──────── Records provided
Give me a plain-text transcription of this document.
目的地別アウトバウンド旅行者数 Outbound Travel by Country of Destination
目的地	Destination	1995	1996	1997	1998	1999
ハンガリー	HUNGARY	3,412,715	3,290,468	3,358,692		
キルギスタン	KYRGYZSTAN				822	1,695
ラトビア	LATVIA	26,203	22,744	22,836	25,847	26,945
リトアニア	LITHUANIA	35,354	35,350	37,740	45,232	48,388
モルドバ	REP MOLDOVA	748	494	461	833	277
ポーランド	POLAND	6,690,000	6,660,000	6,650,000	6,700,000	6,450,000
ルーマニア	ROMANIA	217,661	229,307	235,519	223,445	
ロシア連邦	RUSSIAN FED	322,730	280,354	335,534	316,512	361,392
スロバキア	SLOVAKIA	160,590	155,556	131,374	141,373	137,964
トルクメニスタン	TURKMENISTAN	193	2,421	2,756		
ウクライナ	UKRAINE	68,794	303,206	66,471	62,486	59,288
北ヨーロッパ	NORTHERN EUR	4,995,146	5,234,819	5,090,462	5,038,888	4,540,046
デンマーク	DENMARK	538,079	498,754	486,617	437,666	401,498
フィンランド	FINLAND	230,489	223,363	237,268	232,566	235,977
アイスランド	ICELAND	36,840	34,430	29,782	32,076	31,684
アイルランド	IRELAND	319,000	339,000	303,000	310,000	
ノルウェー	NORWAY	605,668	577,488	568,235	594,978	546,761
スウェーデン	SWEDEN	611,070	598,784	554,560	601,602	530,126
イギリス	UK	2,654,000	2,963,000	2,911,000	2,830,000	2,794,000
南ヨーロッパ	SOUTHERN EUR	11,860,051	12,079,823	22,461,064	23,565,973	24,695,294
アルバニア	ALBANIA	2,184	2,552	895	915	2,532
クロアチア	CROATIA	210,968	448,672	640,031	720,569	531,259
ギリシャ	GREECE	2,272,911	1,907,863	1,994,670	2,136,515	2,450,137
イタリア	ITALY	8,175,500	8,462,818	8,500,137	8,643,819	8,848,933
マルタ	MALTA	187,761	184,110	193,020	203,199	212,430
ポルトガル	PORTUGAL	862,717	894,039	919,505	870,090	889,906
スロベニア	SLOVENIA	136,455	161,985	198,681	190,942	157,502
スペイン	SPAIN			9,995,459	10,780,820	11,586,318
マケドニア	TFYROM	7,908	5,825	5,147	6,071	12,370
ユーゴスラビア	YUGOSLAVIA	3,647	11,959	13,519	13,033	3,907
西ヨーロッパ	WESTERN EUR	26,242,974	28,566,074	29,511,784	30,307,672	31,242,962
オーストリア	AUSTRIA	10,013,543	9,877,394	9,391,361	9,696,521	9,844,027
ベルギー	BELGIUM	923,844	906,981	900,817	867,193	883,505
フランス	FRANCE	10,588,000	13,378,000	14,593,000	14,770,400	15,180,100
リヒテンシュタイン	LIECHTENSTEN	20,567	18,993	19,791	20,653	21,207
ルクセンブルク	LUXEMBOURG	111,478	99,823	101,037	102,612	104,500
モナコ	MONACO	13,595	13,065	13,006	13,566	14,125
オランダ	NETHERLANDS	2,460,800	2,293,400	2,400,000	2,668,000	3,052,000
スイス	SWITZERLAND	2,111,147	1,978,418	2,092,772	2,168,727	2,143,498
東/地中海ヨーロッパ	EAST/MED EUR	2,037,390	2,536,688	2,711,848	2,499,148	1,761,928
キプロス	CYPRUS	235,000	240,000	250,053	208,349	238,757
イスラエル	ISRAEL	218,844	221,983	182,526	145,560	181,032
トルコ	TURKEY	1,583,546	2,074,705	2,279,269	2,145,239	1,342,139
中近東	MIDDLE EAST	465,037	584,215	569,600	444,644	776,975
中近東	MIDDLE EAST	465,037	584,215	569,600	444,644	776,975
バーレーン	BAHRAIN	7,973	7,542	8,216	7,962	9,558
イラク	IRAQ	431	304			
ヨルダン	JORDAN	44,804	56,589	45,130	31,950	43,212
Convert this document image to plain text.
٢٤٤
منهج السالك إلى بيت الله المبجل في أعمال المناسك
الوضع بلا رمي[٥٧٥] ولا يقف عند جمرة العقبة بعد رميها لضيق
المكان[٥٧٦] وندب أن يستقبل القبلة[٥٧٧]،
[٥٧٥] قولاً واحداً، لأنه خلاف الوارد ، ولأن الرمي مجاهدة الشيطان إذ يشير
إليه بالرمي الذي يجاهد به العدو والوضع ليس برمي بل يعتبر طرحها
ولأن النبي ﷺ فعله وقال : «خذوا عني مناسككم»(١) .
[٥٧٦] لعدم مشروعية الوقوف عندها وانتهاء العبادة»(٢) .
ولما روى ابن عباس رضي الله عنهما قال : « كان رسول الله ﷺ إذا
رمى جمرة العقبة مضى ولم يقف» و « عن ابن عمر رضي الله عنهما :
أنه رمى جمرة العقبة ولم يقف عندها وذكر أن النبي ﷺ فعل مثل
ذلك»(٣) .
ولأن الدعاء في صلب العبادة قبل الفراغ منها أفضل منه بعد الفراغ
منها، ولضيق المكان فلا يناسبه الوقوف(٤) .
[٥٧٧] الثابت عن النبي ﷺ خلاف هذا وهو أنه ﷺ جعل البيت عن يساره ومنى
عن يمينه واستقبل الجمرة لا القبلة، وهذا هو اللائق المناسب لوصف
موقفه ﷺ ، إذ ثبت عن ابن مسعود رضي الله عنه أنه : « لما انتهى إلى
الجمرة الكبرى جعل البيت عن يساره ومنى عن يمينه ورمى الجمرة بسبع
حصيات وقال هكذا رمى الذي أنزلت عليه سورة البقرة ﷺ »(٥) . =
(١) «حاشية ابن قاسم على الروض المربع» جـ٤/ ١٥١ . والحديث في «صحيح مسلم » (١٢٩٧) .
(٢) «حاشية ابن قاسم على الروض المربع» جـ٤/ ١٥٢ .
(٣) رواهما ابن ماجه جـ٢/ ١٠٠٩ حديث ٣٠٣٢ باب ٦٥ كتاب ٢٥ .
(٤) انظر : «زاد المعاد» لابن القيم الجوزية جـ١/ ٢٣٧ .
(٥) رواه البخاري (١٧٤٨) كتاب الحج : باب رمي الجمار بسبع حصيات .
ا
────────────────
Your task is to quote all of the data word for word.

Output for this task:
Give me a plain-text transcription of this document.
目的地別アウトバウンド旅行者数 Outbound Travel by Country of Destination
目的地	Destination	1995	1996	1997	1998	1999
ハンガリー	HUNGARY	3,412,715	3,290,468	3,358,692		
キルギスタン	KYRGYZSTAN				822	1,695
ラトビア	LATVIA	26,203	22,744	22,836	25,847	26,945
リトアニア	LITHUANIA	35,354	35,350	37,740	45,232	48,388
モルドバ	REP MOLDOVA	748	494	461	833	277
ポーランド	POLAND	6,690,000	6,660,000	6,650,000	6,700,000	6,450,000
ルーマニア	ROMANIA	217,661	229,307	235,519	223,445	
ロシア連邦	RUSSIAN FED	322,730	280,354	335,534	316,512	361,392
スロバキア	SLOVAKIA	160,590	155,556	131,374	141,373	137,964
トルクメニスタン	TURKMENISTAN	193	2,421	2,756		
ウクライナ	UKRAINE	68,794	303,206	66,471	62,486	59,288
北ヨーロッパ	NORTHERN EUR	4,995,146	5,234,819	5,090,462	5,038,888	4,540,046
デンマーク	DENMARK	538,079	498,754	486,617	437,666	401,498
フィンランド	FINLAND	230,489	223,363	237,268	232,566	235,977
アイスランド	ICELAND	36,840	34,430	29,782	32,076	31,684
アイルランド	IRELAND	319,000	339,000	303,000	310,000	
ノルウェー	NORWAY	605,668	577,488	568,235	594,978	546,761
スウェーデン	SWEDEN	611,070	598,784	554,560	601,602	530,126
イギリス	UK	2,654,000	2,963,000	2,911,000	2,830,000	2,794,000
南ヨーロッパ	SOUTHERN EUR	11,860,051	12,079,823	22,461,064	23,565,973	24,695,294
アルバニア	ALBANIA	2,184	2,552	895	915	2,532
クロアチア	CROATIA	210,968	448,672	640,031	720,569	531,259
ギリシャ	GREECE	2,272,911	1,907,863	1,994,670	2,136,515	2,450,137
イタリア	ITALY	8,175,500	8,462,818	8,500,137	8,643,819	8,848,933
マルタ	MALTA	187,761	184,110	193,020	203,199	212,430
ポルトガル	PORTUGAL	862,717	894,039	919,505	870,090	889,906
スロベニア	SLOVENIA	136,455	161,985	198,681	190,942	157,502
スペイン	SPAIN			9,995,459	10,780,820	11,586,318
マケドニア	TFYROM	7,908	5,825	5,147	6,071	12,370
ユーゴスラビア	YUGOSLAVIA	3,647	11,959	13,519	13,033	3,907
西ヨーロッパ	WESTERN EUR	26,242,974	28,566,074	29,511,784	30,307,672	31,242,962
オーストリア	AUSTRIA	10,013,543	9,877,394	9,391,361	9,696,521	9,844,027
ベルギー	BELGIUM	923,844	906,981	900,817	867,193	883,505
フランス	FRANCE	10,588,000	13,378,000	14,593,000	14,770,400	15,180,100
リヒテンシュタイン	LIECHTENSTEN	20,567	18,993	19,791	20,653	21,207
ルクセンブルク	LUXEMBOURG	111,478	99,823	101,037	102,612	104,500
モナコ	MONACO	13,595	13,065	13,006	13,566	14,125
オランダ	NETHERLANDS	2,460,800	2,293,400	2,400,000	2,668,000	3,052,000
スイス	SWITZERLAND	2,111,147	1,978,418	2,092,772	2,168,727	2,143,498
東/地中海ヨーロッパ	EAST/MED EUR	2,037,390	2,536,688	2,711,848	2,499,148	1,761,928
キプロス	CYPRUS	235,000	240,000	250,053	208,349	238,757
イスラエル	ISRAEL	218,844	221,983	182,526	145,560	181,032
トルコ	TURKEY	1,583,546	2,074,705	2,279,269	2,145,239	1,342,139
中近東	MIDDLE EAST	465,037	584,215	569,600	444,644	776,975
中近東	MIDDLE EAST	465,037	584,215	569,600	444,644	776,975
バーレーン	BAHRAIN	7,973	7,542	8,216	7,962	9,558
イラク	IRAQ	431	304			
ヨルダン	JORDAN	44,804	56,589	45,130	31,950	43,212
Convert this document image to plain text.
٢٤٤
منهج السالك إلى بيت الله المبجل في أعمال المناسك
الوضع بلا رمي[٥٧٥] ولا يقف عند جمرة العقبة بعد رميها لضيق
المكان[٥٧٦] وندب أن يستقبل القبلة[٥٧٧]،
[٥٧٥] قولاً واحداً، لأنه خلاف الوارد ، ولأن الرمي مجاهدة الشيطان إذ يشير
إليه بالرمي الذي يجاهد به العدو والوضع ليس برمي بل يعتبر طرحها
ولأن النبي ﷺ فعله وقال : «خذوا عني مناسككم»(١) .
[٥٧٦] لعدم مشروعية الوقوف عندها وانتهاء العبادة»(٢) .
ولما روى ابن عباس رضي الله عنهما قال : « كان رسول الله ﷺ إذا
رمى جمرة العقبة مضى ولم يقف» و « عن ابن عمر رضي الله عنهما :
أنه رمى جمرة العقبة ولم يقف عندها وذكر أن النبي ﷺ فعل مثل
ذلك»(٣) .
ولأن الدعاء في صلب العبادة قبل الفراغ منها أفضل منه بعد الفراغ
منها، ولضيق المكان فلا يناسبه الوقوف(٤) .
[٥٧٧] الثابت عن النبي ﷺ خلاف هذا وهو أنه ﷺ جعل البيت عن يساره ومنى
عن يمينه واستقبل الجمرة لا القبلة، وهذا هو اللائق المناسب لوصف
موقفه ﷺ ، إذ ثبت عن ابن مسعود رضي الله عنه أنه : « لما انتهى إلى
الجمرة الكبرى جعل البيت عن يساره ومنى عن يمينه ورمى الجمرة بسبع
حصيات وقال هكذا رمى الذي أنزلت عليه سورة البقرة ﷺ »(٥) . =
(١) «حاشية ابن قاسم على الروض المربع» جـ٤/ ١٥١ . والحديث في «صحيح مسلم » (١٢٩٧) .
(٢) «حاشية ابن قاسم على الروض المربع» جـ٤/ ١٥٢ .
(٣) رواهما ابن ماجه جـ٢/ ١٠٠٩ حديث ٣٠٣٢ باب ٦٥ كتاب ٢٥ .
(٤) انظر : «زاد المعاد» لابن القيم الجوزية جـ١/ ٢٣٧ .
(٥) رواه البخاري (١٧٤٨) كتاب الحج : باب رمي الجمار بسبع حصيات .
ا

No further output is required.